----- Recorded information
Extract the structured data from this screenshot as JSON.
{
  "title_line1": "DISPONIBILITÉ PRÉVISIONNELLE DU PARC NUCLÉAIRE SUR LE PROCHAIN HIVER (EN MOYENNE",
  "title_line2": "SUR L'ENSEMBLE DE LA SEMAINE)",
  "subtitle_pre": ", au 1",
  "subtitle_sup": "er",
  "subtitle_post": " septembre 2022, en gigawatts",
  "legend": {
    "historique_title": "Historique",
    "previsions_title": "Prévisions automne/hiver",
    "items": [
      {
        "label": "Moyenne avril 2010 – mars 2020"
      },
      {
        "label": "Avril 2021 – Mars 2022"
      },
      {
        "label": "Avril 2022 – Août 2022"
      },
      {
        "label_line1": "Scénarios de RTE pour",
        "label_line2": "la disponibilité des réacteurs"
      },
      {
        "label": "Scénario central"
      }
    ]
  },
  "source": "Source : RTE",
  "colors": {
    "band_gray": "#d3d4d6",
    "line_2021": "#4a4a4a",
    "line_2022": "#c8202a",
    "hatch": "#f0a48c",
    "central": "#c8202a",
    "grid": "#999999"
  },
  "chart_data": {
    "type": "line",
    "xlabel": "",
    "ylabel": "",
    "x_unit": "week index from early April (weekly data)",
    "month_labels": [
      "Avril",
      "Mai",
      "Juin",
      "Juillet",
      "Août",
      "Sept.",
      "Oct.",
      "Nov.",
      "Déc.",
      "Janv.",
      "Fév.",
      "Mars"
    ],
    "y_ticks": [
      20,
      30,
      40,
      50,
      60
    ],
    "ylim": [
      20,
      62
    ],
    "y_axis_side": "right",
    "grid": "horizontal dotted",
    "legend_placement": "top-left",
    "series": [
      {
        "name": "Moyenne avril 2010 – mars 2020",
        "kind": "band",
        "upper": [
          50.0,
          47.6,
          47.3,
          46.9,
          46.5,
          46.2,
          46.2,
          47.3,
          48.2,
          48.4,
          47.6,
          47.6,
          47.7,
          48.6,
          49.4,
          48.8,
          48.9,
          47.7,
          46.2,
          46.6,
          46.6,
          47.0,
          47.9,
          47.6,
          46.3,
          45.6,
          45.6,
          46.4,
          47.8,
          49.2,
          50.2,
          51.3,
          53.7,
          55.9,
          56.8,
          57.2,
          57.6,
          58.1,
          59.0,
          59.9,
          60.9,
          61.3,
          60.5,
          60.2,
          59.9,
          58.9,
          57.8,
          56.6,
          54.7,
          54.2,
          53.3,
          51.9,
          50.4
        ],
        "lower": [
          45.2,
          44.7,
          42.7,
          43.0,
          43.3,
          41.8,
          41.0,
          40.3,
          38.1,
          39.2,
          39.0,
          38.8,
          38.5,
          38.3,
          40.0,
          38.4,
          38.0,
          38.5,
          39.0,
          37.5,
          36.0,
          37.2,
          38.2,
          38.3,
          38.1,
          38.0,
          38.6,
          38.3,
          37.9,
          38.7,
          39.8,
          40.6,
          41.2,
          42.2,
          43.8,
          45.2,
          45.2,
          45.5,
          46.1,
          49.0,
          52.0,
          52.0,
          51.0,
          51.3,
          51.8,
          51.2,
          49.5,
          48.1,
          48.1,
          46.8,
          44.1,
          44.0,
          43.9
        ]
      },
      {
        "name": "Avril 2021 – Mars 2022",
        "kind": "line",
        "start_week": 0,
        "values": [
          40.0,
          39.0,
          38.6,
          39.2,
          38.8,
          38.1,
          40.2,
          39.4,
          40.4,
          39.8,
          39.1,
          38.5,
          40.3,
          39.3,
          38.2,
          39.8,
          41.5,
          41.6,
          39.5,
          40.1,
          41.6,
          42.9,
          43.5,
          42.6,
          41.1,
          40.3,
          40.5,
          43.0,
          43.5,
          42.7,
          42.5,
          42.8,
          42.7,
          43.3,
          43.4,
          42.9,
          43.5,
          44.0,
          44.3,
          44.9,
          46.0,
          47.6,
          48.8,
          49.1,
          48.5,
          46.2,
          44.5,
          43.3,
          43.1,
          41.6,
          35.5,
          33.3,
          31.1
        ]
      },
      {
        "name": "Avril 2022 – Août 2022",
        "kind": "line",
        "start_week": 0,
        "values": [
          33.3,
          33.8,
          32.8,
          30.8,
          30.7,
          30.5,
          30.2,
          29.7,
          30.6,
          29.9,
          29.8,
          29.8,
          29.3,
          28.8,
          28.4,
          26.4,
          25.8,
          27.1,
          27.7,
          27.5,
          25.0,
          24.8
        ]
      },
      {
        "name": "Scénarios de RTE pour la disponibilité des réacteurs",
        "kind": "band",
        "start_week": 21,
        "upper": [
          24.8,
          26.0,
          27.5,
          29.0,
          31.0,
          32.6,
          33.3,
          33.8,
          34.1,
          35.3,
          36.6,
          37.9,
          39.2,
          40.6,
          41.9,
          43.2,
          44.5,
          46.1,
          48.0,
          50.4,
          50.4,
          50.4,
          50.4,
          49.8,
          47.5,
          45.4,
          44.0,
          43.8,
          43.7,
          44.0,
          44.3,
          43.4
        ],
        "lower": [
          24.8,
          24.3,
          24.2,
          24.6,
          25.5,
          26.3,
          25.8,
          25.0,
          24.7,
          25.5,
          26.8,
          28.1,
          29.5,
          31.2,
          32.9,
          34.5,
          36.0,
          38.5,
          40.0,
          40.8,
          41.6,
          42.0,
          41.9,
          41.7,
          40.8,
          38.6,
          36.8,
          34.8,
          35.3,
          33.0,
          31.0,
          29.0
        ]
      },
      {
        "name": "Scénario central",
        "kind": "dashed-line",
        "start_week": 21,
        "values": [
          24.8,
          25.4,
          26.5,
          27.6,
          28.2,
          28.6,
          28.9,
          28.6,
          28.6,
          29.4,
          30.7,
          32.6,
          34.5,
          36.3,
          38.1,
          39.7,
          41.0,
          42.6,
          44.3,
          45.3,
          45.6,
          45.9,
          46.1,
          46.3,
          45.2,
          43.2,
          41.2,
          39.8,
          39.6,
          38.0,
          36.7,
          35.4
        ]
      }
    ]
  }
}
----------
Do this: Scan the listing above for the word "réacteurs" and copy every line that holds it.

Exercise response:
        "label_line2": "la disponibilité des réacteurs"
        "name": "Scénarios de RTE pour la disponibilité des réacteurs",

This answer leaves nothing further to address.